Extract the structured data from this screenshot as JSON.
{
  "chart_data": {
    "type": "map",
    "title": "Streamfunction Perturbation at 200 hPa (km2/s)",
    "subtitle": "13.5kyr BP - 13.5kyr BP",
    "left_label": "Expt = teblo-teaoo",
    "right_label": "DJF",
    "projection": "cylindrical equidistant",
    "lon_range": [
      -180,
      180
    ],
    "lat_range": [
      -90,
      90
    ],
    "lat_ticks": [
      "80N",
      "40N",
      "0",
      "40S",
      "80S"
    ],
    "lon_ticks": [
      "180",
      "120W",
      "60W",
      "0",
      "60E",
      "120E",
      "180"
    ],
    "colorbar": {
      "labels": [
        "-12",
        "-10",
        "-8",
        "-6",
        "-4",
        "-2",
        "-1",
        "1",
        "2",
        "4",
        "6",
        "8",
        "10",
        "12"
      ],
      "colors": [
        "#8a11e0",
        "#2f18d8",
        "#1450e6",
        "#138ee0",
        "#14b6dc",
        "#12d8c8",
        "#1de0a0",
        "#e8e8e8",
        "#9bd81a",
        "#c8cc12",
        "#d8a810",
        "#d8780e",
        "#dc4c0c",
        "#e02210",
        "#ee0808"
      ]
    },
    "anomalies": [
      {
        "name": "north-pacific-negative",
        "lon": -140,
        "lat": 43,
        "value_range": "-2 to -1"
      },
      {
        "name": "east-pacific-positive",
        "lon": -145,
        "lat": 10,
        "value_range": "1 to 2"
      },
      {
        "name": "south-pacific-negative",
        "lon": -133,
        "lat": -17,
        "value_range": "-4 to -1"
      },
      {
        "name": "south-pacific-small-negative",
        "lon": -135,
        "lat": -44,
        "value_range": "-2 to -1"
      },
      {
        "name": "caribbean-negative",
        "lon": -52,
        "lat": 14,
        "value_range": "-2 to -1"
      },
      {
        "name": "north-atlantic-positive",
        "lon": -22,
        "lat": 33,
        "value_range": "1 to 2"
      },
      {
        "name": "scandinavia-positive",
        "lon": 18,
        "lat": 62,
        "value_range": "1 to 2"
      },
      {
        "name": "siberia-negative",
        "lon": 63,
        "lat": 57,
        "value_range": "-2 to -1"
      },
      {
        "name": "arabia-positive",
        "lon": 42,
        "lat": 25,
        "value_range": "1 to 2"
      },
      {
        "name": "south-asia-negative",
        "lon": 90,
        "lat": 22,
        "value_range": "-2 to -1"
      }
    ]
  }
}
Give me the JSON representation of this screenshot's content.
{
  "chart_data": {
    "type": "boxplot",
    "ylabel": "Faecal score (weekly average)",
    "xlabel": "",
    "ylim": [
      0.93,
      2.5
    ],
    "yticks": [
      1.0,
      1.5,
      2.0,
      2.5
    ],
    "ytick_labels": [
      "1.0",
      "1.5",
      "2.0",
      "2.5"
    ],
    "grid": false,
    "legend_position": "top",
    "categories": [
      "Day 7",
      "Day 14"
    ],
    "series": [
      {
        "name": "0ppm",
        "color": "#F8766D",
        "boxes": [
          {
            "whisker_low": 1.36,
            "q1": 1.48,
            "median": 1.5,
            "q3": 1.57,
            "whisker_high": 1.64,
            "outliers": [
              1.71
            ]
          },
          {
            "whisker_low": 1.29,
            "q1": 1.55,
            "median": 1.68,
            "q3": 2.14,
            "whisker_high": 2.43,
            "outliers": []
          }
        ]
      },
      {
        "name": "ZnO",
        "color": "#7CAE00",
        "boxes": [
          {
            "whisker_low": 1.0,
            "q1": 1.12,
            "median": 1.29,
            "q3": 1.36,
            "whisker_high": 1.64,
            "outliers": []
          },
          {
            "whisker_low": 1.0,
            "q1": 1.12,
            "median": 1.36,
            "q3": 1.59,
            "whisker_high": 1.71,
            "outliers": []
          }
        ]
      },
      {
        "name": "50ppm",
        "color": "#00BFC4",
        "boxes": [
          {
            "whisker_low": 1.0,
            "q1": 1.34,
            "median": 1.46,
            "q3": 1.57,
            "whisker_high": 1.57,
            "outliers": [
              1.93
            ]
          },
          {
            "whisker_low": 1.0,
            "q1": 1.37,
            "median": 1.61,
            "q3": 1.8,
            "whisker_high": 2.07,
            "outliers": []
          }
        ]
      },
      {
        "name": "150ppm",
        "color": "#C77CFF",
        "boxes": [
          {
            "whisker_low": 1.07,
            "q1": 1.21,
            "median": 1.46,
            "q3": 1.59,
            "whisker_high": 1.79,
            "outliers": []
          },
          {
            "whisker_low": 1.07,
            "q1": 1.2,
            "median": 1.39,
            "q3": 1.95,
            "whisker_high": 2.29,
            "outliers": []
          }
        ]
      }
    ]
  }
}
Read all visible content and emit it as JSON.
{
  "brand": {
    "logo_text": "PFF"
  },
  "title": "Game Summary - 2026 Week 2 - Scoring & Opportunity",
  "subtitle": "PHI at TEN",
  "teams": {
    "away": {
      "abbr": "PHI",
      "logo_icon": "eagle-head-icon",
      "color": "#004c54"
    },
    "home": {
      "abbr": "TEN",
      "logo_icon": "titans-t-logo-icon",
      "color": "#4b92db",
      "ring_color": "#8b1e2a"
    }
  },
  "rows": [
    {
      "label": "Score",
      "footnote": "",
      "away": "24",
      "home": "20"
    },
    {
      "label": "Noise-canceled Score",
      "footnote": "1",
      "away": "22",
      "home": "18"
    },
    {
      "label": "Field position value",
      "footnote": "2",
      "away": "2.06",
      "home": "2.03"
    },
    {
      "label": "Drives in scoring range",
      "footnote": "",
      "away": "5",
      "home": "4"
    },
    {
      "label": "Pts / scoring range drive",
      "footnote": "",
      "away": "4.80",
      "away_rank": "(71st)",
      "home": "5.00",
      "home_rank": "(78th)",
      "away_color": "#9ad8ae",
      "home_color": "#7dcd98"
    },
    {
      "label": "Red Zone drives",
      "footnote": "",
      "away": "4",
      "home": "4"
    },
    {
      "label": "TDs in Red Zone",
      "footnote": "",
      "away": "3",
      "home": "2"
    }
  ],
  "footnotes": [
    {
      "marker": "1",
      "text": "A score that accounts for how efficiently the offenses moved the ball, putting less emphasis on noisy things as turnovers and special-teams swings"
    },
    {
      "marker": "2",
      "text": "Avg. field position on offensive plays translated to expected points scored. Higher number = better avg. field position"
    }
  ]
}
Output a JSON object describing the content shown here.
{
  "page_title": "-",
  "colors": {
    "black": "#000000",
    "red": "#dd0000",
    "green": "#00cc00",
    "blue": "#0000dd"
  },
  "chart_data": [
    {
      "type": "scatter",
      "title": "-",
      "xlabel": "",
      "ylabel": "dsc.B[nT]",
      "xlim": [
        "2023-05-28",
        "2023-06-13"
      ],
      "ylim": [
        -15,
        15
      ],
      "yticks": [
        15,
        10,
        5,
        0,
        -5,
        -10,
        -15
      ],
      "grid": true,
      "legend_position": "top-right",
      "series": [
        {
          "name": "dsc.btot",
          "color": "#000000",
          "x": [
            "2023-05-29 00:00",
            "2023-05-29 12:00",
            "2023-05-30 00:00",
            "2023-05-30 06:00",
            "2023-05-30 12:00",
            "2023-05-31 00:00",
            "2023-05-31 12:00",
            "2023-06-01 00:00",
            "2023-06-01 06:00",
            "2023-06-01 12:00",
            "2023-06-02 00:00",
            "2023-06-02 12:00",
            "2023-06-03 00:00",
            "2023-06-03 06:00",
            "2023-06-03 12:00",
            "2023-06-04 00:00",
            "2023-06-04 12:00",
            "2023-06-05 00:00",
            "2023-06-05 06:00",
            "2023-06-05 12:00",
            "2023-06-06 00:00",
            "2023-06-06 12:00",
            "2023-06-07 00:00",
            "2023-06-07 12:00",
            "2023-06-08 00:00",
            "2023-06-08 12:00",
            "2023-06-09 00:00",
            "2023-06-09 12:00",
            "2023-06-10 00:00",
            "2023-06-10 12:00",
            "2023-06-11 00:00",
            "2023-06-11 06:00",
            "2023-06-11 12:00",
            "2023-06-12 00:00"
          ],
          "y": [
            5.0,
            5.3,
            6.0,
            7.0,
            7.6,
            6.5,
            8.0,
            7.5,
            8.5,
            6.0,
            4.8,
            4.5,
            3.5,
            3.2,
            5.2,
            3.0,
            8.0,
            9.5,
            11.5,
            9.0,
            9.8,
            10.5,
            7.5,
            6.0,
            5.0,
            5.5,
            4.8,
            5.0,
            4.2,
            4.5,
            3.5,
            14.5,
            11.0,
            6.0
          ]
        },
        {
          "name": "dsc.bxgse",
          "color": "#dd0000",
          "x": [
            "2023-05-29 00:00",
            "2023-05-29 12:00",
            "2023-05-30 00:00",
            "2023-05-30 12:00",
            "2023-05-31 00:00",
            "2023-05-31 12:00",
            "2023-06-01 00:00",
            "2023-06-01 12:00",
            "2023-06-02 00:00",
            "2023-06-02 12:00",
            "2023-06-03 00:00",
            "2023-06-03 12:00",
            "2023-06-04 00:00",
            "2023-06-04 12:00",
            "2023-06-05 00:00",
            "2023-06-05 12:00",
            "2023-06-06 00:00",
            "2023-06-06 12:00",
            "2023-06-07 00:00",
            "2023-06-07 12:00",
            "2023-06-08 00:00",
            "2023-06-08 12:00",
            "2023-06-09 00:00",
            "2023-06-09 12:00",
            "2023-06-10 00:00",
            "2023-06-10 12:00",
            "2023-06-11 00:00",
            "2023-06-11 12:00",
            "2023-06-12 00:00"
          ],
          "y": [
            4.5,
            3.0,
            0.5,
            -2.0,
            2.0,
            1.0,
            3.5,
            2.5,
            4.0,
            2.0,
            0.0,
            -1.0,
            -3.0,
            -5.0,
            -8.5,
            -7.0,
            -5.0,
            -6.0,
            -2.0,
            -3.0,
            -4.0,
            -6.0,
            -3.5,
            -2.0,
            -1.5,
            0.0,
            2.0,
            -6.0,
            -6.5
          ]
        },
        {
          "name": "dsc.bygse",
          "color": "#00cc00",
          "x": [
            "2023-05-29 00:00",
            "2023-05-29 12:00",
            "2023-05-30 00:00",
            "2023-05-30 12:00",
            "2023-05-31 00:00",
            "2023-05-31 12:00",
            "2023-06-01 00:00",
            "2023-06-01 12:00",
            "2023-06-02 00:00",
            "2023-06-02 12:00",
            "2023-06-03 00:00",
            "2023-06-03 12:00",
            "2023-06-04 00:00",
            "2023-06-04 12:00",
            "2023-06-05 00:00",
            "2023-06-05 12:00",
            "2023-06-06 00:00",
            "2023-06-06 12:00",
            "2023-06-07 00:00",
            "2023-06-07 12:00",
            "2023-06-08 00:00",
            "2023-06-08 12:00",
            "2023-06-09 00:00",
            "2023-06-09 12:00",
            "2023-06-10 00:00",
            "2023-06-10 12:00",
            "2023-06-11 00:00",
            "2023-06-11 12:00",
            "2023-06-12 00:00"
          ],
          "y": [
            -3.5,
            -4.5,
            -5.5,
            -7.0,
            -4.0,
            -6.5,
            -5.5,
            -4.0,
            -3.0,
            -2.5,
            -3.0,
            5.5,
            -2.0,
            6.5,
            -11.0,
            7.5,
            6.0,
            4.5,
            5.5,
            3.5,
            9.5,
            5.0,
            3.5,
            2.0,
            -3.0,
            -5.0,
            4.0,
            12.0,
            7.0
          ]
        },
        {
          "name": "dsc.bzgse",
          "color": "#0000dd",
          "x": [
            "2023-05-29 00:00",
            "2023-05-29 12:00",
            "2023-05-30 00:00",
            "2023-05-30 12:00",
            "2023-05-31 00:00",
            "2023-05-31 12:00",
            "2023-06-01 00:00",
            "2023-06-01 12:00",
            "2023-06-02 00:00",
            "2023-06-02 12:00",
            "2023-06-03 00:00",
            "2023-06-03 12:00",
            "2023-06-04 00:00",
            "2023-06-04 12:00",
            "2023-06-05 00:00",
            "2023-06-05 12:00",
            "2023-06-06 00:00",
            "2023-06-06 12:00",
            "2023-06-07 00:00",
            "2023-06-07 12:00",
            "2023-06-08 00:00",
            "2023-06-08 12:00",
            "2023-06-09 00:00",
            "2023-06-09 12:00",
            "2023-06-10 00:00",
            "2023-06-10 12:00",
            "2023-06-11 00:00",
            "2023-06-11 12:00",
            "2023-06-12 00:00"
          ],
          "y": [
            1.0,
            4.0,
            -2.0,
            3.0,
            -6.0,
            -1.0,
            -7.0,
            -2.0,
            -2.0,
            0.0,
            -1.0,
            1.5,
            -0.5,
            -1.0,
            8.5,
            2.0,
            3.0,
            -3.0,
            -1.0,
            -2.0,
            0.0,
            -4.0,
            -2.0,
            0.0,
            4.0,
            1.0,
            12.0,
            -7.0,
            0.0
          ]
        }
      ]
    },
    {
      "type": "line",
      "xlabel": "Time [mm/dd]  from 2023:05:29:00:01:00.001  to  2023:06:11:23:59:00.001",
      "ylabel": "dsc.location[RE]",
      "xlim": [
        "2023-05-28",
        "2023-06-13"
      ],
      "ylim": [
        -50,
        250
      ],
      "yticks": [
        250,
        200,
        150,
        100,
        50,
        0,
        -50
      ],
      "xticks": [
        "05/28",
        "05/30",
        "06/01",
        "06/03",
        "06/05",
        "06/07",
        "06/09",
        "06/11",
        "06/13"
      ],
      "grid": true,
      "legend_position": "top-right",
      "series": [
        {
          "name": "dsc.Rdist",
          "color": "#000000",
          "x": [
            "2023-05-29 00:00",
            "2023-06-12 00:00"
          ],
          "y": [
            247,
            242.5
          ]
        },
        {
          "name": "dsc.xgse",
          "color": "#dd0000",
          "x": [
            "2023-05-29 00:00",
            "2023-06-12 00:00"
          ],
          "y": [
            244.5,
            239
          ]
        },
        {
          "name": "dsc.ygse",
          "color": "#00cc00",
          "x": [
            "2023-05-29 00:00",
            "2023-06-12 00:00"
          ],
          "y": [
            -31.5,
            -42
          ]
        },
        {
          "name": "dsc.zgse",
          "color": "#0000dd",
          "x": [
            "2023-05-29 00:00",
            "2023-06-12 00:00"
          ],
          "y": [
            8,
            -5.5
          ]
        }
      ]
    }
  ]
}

■ ■ ■ ■ ■ ■ ■

> **Task**: Copy out all lines that carry the word "positive".

> **The result**:
        "name": "east-pacific-positive",
        "name": "north-atlantic-positive",
        "name": "scandinavia-positive",
        "name": "arabia-positive",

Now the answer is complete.